WORK REQUIRED:
From the entries below, return unchanged every line from the one containing "x-coordinate-cell: 378073.25 —" through the one containing "table-row — [117, 789, 1142, 820]", including both of those lines.

* begin *

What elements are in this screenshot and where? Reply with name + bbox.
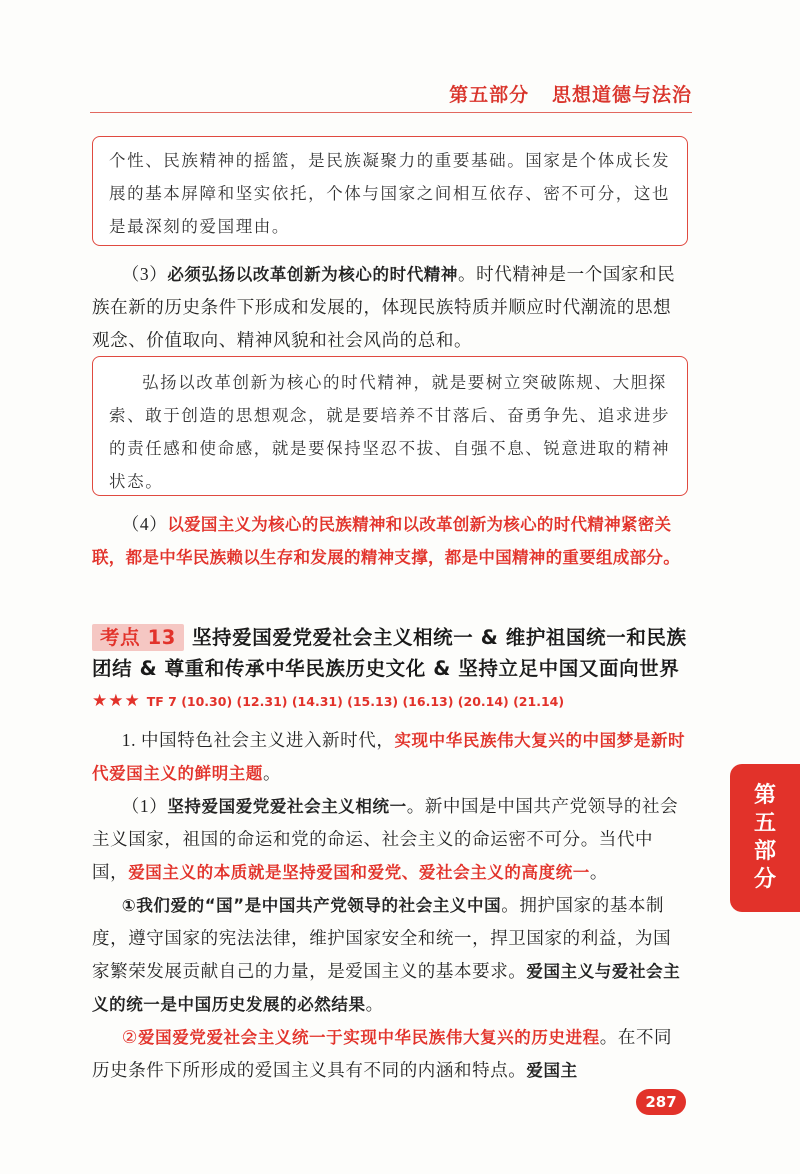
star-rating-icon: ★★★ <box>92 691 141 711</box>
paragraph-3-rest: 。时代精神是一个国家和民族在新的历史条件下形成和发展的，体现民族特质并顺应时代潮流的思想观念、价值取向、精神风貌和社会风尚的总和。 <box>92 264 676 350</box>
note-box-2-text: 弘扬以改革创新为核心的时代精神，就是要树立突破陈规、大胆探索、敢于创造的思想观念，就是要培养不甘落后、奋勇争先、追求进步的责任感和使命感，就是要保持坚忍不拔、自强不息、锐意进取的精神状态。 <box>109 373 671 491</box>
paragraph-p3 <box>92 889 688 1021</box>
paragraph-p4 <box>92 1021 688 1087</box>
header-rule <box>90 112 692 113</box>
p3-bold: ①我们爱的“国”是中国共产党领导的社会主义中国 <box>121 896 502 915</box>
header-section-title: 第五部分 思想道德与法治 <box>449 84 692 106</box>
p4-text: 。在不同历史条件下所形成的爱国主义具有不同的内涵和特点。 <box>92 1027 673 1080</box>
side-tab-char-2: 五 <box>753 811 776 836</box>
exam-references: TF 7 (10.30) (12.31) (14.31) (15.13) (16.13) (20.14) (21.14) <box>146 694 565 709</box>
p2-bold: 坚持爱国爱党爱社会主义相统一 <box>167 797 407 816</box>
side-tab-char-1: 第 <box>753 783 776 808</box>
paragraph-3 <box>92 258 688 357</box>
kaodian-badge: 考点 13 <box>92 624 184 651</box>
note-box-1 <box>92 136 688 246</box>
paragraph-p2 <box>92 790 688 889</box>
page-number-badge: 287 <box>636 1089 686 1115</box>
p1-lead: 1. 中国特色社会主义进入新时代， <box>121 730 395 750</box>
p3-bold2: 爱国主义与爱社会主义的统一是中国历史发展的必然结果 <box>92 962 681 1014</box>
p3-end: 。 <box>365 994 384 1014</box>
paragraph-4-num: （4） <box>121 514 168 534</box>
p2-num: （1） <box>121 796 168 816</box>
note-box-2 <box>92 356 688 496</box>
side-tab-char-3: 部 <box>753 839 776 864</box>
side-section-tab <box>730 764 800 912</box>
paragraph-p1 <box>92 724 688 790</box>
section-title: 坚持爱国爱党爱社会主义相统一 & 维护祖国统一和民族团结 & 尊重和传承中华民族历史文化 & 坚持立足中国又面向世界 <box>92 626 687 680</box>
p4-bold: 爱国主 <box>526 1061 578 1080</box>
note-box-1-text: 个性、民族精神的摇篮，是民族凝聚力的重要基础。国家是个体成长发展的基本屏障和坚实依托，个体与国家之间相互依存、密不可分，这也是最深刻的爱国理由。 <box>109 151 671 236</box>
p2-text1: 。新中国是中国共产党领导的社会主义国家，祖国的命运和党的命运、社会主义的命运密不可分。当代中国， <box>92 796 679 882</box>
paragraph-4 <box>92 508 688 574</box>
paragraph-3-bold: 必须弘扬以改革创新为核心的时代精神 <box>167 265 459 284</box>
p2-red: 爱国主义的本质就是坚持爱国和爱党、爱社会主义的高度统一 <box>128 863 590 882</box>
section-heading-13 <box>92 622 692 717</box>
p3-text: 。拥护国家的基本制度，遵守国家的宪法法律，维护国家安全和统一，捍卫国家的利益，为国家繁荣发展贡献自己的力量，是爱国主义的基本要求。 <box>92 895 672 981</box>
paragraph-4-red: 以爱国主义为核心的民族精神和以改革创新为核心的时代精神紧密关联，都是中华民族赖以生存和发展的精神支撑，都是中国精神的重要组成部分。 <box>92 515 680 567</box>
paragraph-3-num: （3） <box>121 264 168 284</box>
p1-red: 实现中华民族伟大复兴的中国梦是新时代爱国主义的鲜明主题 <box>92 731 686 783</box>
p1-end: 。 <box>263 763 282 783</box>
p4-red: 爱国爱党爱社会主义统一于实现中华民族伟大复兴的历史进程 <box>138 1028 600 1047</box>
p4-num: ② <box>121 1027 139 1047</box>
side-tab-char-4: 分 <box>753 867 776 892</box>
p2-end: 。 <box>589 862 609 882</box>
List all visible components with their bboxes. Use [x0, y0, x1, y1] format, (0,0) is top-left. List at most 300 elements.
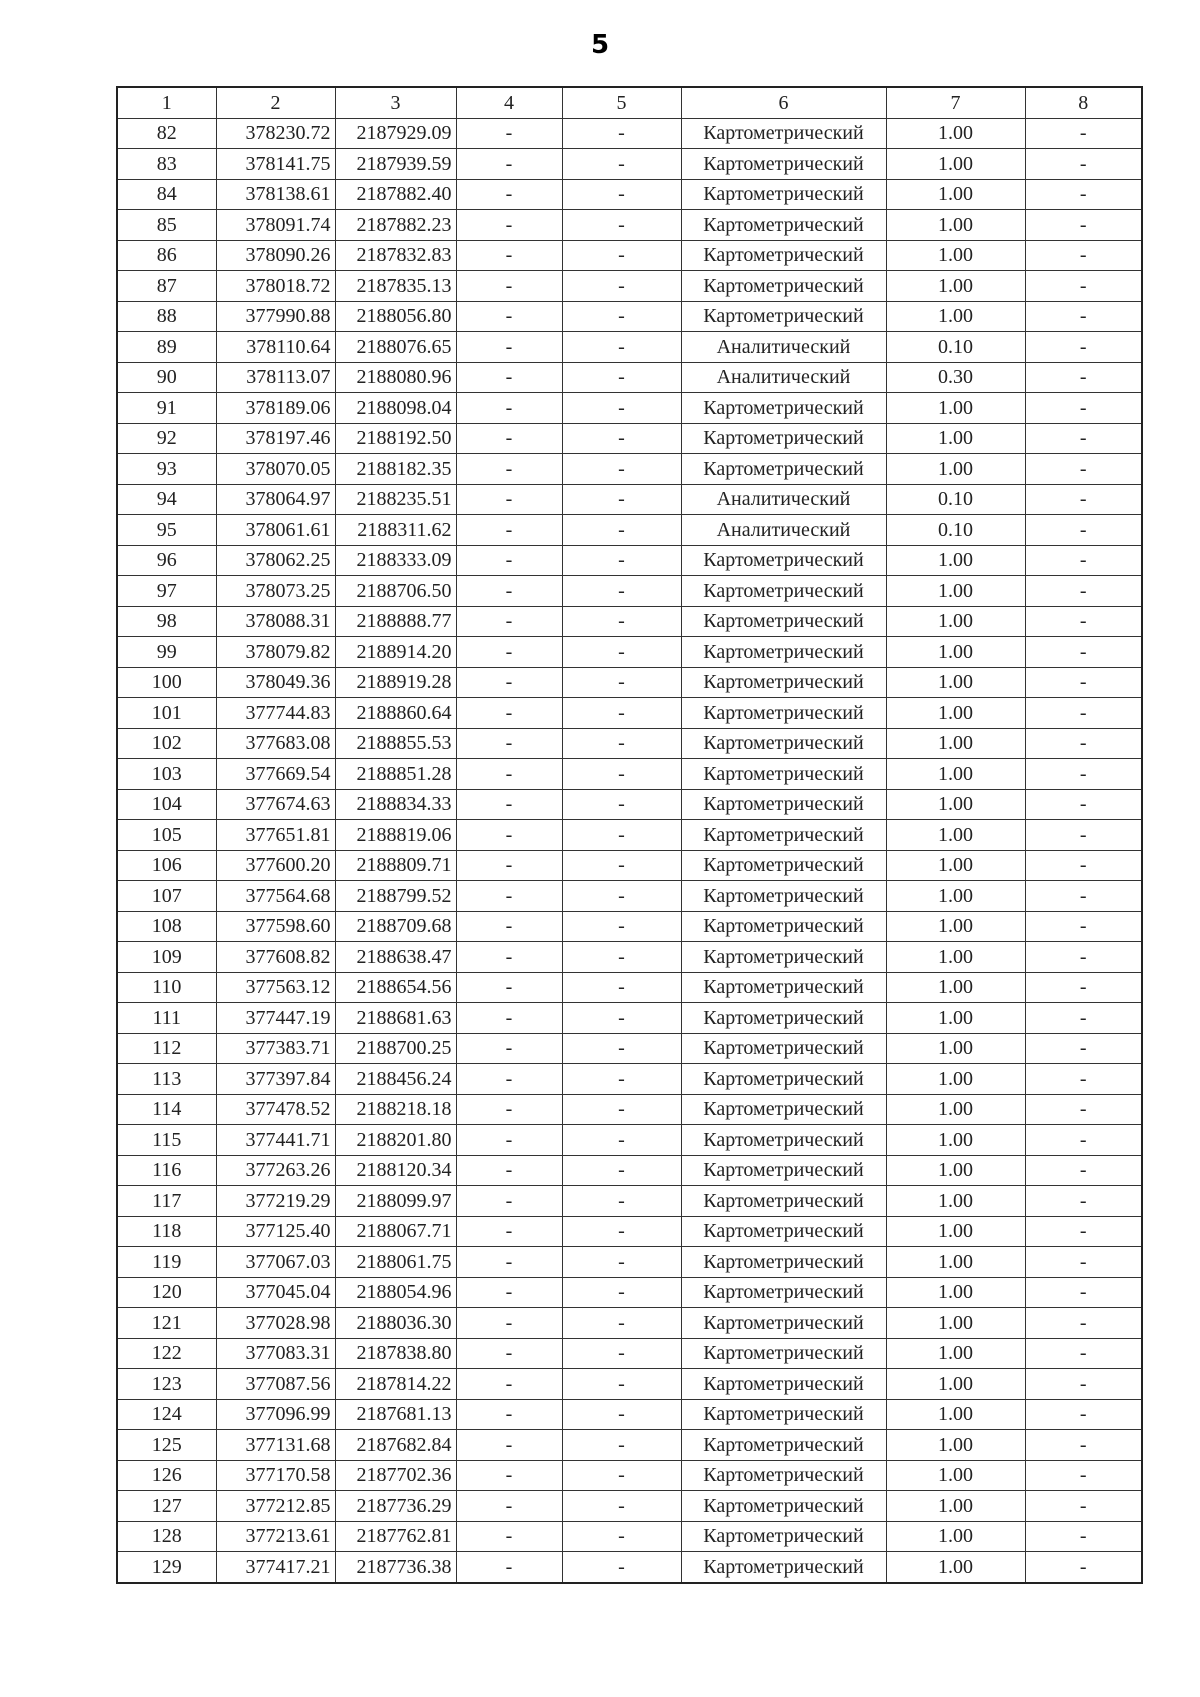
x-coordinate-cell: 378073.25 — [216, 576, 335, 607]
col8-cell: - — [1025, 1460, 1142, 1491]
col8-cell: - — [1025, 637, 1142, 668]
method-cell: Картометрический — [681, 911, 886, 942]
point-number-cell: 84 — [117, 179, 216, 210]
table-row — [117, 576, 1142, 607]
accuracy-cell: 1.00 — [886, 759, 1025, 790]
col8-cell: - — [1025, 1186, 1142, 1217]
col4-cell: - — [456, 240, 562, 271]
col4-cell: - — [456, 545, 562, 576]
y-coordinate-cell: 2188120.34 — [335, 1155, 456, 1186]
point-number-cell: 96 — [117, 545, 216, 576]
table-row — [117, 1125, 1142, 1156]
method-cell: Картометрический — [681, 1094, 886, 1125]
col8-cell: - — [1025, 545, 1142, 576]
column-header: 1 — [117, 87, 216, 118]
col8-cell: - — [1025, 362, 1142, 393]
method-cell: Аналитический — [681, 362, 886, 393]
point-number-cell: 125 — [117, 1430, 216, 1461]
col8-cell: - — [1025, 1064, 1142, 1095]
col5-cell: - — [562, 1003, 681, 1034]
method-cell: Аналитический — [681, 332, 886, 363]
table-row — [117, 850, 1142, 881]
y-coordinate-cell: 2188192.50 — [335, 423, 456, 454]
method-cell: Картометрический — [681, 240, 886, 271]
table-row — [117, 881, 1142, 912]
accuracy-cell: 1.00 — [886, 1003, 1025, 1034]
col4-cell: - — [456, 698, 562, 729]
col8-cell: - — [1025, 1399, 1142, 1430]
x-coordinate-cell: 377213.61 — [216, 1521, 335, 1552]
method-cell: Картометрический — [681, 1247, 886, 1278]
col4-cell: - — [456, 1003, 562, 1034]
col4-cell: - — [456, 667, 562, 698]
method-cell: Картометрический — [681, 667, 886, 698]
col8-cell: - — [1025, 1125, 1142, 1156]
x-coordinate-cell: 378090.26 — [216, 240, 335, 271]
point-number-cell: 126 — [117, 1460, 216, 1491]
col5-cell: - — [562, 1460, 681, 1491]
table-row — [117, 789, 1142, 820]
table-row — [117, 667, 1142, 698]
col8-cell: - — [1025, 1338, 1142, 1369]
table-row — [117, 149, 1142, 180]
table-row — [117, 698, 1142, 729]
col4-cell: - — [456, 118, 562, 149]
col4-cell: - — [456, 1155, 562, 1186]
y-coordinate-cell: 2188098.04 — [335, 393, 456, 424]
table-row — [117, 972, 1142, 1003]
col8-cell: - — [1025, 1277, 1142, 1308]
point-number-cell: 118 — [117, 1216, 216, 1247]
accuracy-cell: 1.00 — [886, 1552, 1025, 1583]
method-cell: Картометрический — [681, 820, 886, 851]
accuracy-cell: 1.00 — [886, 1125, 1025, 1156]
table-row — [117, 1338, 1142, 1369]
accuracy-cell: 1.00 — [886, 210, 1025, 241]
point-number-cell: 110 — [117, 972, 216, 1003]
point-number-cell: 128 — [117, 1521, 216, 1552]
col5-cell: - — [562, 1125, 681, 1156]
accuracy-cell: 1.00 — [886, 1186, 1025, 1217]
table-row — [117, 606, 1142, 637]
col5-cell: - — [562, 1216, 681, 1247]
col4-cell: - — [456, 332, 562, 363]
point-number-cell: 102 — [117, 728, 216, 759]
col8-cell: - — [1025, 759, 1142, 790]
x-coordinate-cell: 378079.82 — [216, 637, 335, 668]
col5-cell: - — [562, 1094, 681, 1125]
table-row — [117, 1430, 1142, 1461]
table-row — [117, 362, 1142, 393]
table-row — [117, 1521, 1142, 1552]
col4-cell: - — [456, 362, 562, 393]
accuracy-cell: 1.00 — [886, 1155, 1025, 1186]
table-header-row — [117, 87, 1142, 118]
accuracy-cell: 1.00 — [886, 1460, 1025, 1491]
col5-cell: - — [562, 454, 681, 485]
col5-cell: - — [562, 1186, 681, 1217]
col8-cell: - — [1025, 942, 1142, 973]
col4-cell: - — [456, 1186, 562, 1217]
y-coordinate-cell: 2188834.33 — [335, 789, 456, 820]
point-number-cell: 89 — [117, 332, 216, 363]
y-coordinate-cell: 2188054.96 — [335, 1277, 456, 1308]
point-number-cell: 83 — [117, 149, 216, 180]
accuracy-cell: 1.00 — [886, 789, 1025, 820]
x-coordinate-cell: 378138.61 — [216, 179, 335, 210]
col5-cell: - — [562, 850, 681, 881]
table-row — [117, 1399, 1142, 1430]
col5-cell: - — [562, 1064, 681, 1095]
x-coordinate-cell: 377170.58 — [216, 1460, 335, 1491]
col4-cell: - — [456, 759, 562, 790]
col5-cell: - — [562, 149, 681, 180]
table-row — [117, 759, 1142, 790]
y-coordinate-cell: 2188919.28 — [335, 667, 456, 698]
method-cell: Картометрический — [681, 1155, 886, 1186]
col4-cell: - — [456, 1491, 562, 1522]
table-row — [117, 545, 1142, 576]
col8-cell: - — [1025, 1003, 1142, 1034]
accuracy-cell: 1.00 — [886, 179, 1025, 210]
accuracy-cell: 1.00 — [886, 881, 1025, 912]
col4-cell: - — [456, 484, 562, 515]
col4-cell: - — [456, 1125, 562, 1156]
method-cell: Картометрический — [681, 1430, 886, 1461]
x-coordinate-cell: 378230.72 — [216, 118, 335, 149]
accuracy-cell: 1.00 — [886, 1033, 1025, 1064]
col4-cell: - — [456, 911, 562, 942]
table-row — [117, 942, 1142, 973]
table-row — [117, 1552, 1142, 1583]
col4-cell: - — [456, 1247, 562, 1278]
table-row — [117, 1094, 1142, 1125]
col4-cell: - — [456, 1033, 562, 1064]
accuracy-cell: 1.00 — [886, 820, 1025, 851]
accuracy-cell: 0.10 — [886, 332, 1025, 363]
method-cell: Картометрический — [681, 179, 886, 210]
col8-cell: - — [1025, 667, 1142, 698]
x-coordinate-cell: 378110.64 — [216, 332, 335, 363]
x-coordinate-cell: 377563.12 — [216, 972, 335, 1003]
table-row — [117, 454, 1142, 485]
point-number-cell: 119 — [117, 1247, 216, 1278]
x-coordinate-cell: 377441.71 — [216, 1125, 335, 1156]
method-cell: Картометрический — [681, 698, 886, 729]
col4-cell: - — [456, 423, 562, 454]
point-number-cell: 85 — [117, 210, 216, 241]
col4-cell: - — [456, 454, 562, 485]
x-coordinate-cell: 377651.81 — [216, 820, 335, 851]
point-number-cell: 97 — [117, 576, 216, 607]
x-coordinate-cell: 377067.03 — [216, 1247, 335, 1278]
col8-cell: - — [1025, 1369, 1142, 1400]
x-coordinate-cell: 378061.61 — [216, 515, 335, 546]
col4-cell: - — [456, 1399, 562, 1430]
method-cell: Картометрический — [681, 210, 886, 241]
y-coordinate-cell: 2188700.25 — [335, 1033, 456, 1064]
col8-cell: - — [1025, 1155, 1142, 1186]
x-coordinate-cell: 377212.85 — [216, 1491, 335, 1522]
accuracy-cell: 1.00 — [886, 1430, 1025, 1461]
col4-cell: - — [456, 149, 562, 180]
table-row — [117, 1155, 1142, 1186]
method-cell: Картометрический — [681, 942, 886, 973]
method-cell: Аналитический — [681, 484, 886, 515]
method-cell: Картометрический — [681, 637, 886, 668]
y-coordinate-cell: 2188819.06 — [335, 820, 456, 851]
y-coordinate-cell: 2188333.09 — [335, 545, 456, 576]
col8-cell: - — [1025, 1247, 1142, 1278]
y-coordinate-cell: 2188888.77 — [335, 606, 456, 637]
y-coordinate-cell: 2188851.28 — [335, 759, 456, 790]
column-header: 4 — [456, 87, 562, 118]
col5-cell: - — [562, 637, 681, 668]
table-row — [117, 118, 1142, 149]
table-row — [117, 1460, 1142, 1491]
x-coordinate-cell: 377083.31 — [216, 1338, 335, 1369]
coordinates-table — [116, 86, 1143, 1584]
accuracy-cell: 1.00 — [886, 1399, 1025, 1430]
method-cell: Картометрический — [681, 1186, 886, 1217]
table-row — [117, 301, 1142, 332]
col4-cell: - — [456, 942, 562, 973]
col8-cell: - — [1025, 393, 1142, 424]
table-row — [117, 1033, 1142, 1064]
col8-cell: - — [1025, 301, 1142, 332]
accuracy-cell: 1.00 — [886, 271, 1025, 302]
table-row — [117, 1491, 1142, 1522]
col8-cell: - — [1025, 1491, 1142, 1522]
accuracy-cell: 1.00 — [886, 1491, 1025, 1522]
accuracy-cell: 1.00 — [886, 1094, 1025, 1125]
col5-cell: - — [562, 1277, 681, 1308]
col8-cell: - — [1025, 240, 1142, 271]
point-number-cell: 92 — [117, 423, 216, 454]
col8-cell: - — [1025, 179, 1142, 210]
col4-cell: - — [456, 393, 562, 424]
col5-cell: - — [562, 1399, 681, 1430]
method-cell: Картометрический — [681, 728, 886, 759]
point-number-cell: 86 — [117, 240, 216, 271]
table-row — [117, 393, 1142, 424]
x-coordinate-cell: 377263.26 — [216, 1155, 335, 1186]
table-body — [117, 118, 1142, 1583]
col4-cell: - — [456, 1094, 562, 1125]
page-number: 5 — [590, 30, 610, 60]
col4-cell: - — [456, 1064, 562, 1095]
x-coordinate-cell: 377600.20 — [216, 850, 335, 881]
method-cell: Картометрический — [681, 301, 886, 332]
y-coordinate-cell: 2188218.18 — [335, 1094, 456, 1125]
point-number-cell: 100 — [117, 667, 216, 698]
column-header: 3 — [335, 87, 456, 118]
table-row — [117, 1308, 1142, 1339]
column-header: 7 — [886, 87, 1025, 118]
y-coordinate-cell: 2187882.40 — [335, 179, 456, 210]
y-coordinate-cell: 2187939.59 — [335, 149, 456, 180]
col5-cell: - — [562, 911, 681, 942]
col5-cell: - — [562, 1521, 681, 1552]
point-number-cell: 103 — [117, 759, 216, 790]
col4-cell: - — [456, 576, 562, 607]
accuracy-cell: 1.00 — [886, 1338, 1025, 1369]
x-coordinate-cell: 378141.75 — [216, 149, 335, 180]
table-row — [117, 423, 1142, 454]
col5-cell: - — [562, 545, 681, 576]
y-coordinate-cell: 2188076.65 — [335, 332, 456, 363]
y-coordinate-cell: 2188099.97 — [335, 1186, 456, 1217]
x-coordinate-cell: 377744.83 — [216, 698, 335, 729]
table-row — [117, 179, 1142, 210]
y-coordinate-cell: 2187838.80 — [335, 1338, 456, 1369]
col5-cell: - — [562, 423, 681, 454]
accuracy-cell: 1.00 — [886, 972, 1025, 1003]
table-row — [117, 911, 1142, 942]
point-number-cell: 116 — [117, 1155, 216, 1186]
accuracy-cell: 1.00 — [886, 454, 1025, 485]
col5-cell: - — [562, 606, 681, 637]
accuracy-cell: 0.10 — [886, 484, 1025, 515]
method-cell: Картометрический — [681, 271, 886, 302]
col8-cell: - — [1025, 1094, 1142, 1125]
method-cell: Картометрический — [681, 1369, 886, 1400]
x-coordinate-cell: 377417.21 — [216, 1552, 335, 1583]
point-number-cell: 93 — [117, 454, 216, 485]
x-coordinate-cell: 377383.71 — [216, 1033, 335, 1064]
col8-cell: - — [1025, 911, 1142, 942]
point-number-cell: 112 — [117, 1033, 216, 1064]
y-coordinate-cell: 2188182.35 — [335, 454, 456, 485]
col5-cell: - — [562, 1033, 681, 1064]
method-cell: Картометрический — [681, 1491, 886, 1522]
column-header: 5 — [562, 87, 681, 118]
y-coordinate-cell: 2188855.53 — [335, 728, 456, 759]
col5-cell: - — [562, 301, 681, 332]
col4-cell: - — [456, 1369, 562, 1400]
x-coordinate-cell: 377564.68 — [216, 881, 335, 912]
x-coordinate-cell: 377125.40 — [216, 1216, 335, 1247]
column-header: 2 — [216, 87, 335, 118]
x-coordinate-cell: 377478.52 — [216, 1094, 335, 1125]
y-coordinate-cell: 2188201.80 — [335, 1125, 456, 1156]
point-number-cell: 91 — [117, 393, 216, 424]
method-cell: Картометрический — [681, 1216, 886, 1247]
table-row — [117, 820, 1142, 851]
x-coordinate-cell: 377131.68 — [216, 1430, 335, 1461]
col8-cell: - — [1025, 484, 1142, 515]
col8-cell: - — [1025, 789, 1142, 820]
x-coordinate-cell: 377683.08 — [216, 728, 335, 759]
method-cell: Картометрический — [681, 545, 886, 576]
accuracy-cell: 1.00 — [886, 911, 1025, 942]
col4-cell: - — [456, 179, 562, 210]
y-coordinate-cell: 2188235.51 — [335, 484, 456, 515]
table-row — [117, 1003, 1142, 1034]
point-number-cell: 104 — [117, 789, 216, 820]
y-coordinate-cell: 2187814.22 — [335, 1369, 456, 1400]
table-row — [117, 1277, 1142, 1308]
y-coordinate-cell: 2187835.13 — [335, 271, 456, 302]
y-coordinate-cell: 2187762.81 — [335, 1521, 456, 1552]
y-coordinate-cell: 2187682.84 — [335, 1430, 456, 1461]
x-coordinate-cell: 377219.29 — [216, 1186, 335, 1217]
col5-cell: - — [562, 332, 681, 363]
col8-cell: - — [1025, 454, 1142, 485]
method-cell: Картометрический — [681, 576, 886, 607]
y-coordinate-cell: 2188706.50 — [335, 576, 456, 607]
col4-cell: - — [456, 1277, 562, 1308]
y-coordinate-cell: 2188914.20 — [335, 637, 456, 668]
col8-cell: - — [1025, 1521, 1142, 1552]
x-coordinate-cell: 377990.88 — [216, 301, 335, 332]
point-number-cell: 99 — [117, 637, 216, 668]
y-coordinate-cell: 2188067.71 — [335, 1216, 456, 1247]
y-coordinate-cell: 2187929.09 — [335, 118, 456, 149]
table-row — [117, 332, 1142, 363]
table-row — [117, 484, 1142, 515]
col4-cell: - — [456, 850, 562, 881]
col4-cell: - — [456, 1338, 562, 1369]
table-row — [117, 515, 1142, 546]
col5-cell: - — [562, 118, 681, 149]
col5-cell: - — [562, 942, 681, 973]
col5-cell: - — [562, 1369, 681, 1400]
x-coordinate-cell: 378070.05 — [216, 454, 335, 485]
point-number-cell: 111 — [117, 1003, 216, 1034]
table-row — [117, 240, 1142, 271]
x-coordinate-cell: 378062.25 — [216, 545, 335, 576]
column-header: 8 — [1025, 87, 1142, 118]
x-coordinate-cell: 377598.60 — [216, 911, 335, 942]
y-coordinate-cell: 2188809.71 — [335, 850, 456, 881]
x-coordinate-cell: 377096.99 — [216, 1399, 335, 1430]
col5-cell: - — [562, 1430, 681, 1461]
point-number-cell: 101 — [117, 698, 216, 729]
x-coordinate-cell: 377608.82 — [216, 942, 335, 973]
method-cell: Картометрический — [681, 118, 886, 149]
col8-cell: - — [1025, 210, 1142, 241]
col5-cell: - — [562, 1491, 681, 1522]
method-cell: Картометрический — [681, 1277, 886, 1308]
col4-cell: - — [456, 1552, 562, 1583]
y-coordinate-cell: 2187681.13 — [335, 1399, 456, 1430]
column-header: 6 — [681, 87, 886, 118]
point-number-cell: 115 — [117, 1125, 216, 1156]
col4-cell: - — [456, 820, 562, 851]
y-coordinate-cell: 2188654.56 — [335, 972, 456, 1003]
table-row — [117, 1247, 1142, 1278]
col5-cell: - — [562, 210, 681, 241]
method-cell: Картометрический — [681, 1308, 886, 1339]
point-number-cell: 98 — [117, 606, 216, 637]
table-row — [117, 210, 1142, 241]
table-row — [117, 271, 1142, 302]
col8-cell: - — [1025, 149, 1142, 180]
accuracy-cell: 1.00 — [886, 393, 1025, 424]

* end *

RESPONSE TO THE TASK:
x-coordinate-cell: 378073.25 — [216, 576, 335, 607]
col8-cell: - — [1025, 1460, 1142, 1491]
col8-cell: - — [1025, 637, 1142, 668]
method-cell: Картометрический — [681, 911, 886, 942]
point-number-cell: 84 — [117, 179, 216, 210]
table-row — [117, 576, 1142, 607]
accuracy-cell: 1.00 — [886, 759, 1025, 790]
col8-cell: - — [1025, 1186, 1142, 1217]
col4-cell: - — [456, 240, 562, 271]
col4-cell: - — [456, 545, 562, 576]
y-coordinate-cell: 2188120.34 — [335, 1155, 456, 1186]
point-number-cell: 96 — [117, 545, 216, 576]
table-row — [117, 1125, 1142, 1156]
method-cell: Картометрический — [681, 1094, 886, 1125]
col8-cell: - — [1025, 545, 1142, 576]
column-header: 1 — [117, 87, 216, 118]
col8-cell: - — [1025, 362, 1142, 393]
method-cell: Аналитический — [681, 362, 886, 393]
point-number-cell: 125 — [117, 1430, 216, 1461]
col8-cell: - — [1025, 1064, 1142, 1095]
col5-cell: - — [562, 1003, 681, 1034]
method-cell: Аналитический — [681, 332, 886, 363]
table-row — [117, 850, 1142, 881]
y-coordinate-cell: 2188192.50 — [335, 423, 456, 454]
method-cell: Картометрический — [681, 240, 886, 271]
table-row — [117, 881, 1142, 912]
accuracy-cell: 1.00 — [886, 1003, 1025, 1034]
col4-cell: - — [456, 698, 562, 729]
col8-cell: - — [1025, 1399, 1142, 1430]
x-coordinate-cell: 377213.61 — [216, 1521, 335, 1552]
method-cell: Картометрический — [681, 1247, 886, 1278]
col4-cell: - — [456, 1003, 562, 1034]
col4-cell: - — [456, 667, 562, 698]
method-cell: Картометрический — [681, 667, 886, 698]
col8-cell: - — [1025, 1125, 1142, 1156]
x-coordinate-cell: 378090.26 — [216, 240, 335, 271]
point-number-cell: 126 — [117, 1460, 216, 1491]
col5-cell: - — [562, 1460, 681, 1491]
table-row — [117, 789, 1142, 820]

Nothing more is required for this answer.